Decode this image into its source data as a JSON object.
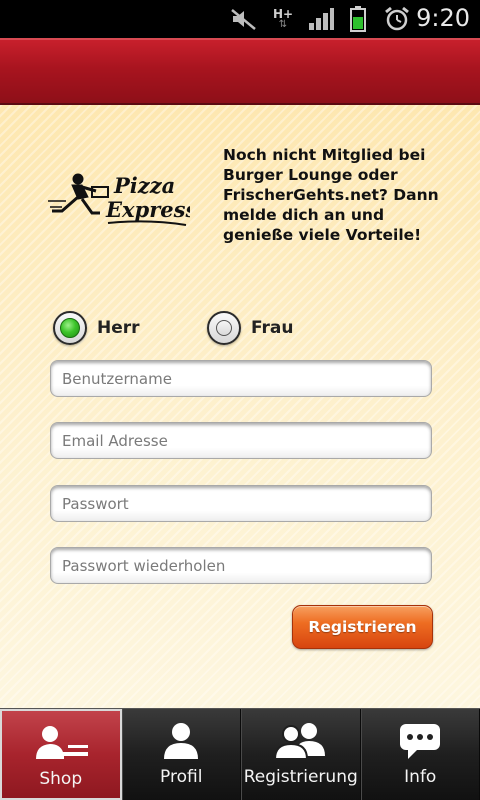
{
  "status_bar": {
    "time": "9:20",
    "network_type": "H+",
    "icons": [
      "mute-icon",
      "network-type-icon",
      "signal-icon",
      "battery-icon",
      "alarm-icon"
    ]
  },
  "header": {},
  "intro": {
    "text": "Noch nicht Mitglied bei\nBurger Lounge oder\nFrischerGehts.net? Dann\nmelde dich an und\ngenieße viele Vorteile!"
  },
  "logo": {
    "line1": "Pizza",
    "line2": "Express"
  },
  "gender": {
    "options": [
      {
        "label": "Herr",
        "selected": true
      },
      {
        "label": "Frau",
        "selected": false
      }
    ]
  },
  "form": {
    "username_placeholder": "Benutzername",
    "email_placeholder": "Email Adresse",
    "password_placeholder": "Passwort",
    "password_repeat_placeholder": "Passwort wiederholen",
    "submit_label": "Registrieren"
  },
  "tabs": [
    {
      "label": "Shop",
      "icon": "delivery-person-icon",
      "active": true
    },
    {
      "label": "Profil",
      "icon": "person-icon",
      "active": false
    },
    {
      "label": "Registrierung",
      "icon": "people-icon",
      "active": false
    },
    {
      "label": "Info",
      "icon": "chat-bubble-icon",
      "active": false
    }
  ],
  "colors": {
    "header_red": "#a8141f",
    "button_orange": "#ee6d22",
    "radio_green": "#3cc42a",
    "background_cream": "#fdf3cf"
  }
}
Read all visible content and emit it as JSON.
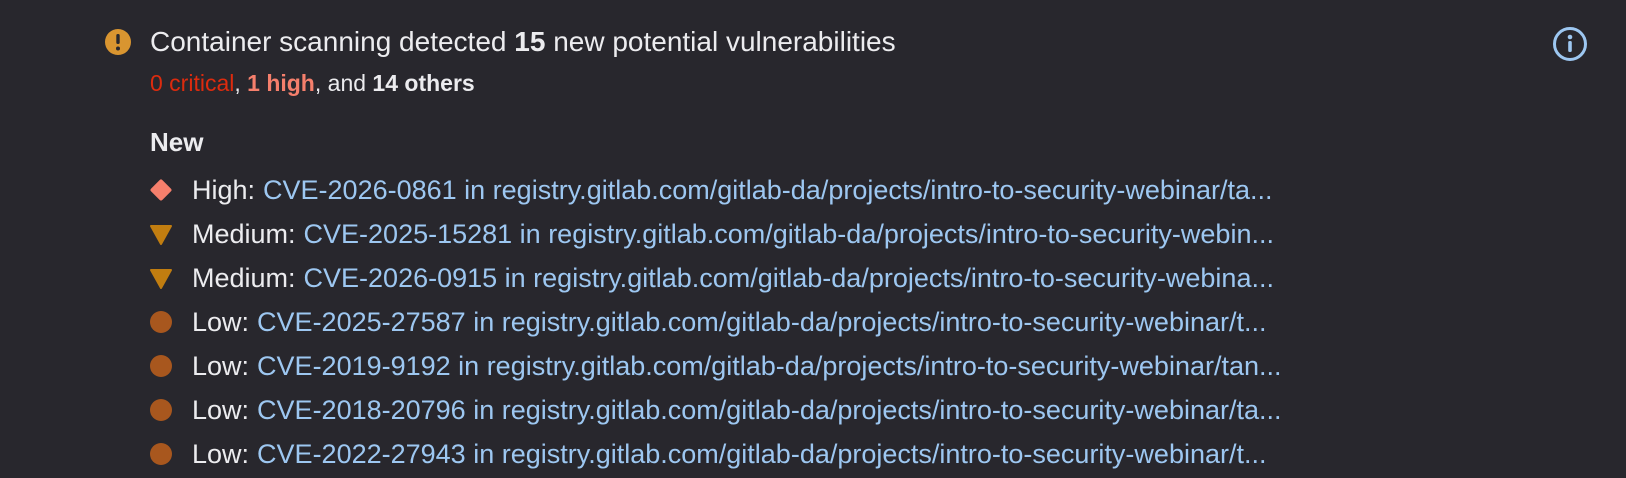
{
  "widget": {
    "title_prefix": "Container scanning detected",
    "title_count": "15",
    "title_suffix": "new potential vulnerabilities",
    "summary": {
      "critical": "0 critical",
      "sep1": ",",
      "high": "1 high",
      "sep2": ", and",
      "others": "14 others"
    },
    "info_icon": "info-circle-icon",
    "status_icon": "warning-circle-icon"
  },
  "section": {
    "heading": "New"
  },
  "vulnerabilities": [
    {
      "severity": "High:",
      "icon": "severity-high-icon",
      "text": "CVE-2026-0861 in registry.gitlab.com/gitlab-da/projects/intro-to-security-webinar/ta..."
    },
    {
      "severity": "Medium:",
      "icon": "severity-medium-icon",
      "text": "CVE-2025-15281 in registry.gitlab.com/gitlab-da/projects/intro-to-security-webin..."
    },
    {
      "severity": "Medium:",
      "icon": "severity-medium-icon",
      "text": "CVE-2026-0915 in registry.gitlab.com/gitlab-da/projects/intro-to-security-webina..."
    },
    {
      "severity": "Low:",
      "icon": "severity-low-icon",
      "text": "CVE-2025-27587 in registry.gitlab.com/gitlab-da/projects/intro-to-security-webinar/t..."
    },
    {
      "severity": "Low:",
      "icon": "severity-low-icon",
      "text": "CVE-2019-9192 in registry.gitlab.com/gitlab-da/projects/intro-to-security-webinar/tan..."
    },
    {
      "severity": "Low:",
      "icon": "severity-low-icon",
      "text": "CVE-2018-20796 in registry.gitlab.com/gitlab-da/projects/intro-to-security-webinar/ta..."
    },
    {
      "severity": "Low:",
      "icon": "severity-low-icon",
      "text": "CVE-2022-27943 in registry.gitlab.com/gitlab-da/projects/intro-to-security-webinar/t..."
    }
  ],
  "colors": {
    "background": "#28272d",
    "text": "#ececef",
    "link": "#9dc7f1",
    "critical": "#dd2b0e",
    "high": "#f57f6c",
    "medium": "#c17d10",
    "low": "#a8571e",
    "warning": "#d99530"
  }
}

-- Exercise brief --
Only lines that contain the word "JSON" are wanted; copy each of them.

-- Result of this exercise --
Decode this image into its source data as a JSON object.
Read all visible content and emit it as JSON.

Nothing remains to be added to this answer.